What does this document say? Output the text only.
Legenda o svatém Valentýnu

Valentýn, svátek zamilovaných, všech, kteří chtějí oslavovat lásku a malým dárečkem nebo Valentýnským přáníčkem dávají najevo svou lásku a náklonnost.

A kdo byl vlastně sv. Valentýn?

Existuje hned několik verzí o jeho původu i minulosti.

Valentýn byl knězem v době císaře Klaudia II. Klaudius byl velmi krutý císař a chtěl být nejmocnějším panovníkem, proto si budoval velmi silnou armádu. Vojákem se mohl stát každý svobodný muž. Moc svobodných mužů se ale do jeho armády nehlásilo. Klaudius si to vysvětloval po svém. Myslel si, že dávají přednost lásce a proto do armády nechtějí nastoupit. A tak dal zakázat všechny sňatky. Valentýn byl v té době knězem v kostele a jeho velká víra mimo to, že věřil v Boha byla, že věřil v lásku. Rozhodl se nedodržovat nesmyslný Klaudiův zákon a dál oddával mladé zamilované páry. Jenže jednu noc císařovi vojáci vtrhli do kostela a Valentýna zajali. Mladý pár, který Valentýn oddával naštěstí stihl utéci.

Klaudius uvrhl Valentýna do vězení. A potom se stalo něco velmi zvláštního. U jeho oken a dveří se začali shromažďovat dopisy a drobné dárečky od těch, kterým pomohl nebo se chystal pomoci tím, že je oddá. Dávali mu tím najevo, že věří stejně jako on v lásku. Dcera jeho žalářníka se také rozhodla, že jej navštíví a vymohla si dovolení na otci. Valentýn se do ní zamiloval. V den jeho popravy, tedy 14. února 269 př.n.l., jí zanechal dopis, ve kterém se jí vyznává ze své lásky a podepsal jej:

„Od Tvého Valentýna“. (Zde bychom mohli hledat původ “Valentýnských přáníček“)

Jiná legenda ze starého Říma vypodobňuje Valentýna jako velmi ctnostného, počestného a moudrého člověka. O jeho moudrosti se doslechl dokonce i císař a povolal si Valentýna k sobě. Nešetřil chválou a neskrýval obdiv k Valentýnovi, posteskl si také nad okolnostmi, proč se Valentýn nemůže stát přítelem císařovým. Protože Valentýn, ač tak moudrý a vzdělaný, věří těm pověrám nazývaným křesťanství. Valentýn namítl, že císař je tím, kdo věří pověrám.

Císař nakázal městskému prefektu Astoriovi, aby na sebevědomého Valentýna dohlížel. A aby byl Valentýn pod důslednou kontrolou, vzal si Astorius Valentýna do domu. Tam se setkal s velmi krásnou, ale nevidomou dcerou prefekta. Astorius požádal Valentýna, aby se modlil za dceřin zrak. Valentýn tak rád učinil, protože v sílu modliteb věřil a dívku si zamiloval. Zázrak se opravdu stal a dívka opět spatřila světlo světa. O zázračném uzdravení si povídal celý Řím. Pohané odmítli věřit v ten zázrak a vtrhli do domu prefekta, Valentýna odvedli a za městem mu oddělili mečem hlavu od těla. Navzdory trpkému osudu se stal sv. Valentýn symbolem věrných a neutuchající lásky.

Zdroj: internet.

^^^^^^^^

Find the lines holding "najevo" and list every one.

(Output):
Valentýn, svátek zamilovaných, všech, kteří chtějí oslavovat lásku a malým dárečkem nebo Valentýnským přáníčkem dávají najevo svou lásku a náklonnost.
Klaudius uvrhl Valentýna do vězení. A potom se stalo něco velmi zvláštního. U jeho oken a dveří se začali shromažďovat dopisy a drobné dárečky od těch, kterým pomohl nebo se chystal pomoci tím, že je oddá. Dávali mu tím najevo, že věří stejně jako on v lásku. Dcera jeho žalářníka se také rozhodla, že jej navštíví a vymohla si dovolení na otci. Valentýn se do ní zamiloval. V den jeho popravy, tedy 14. února 269 př.n.l., jí zanechal dopis, ve kterém se jí vyznává ze své lásky a podepsal jej:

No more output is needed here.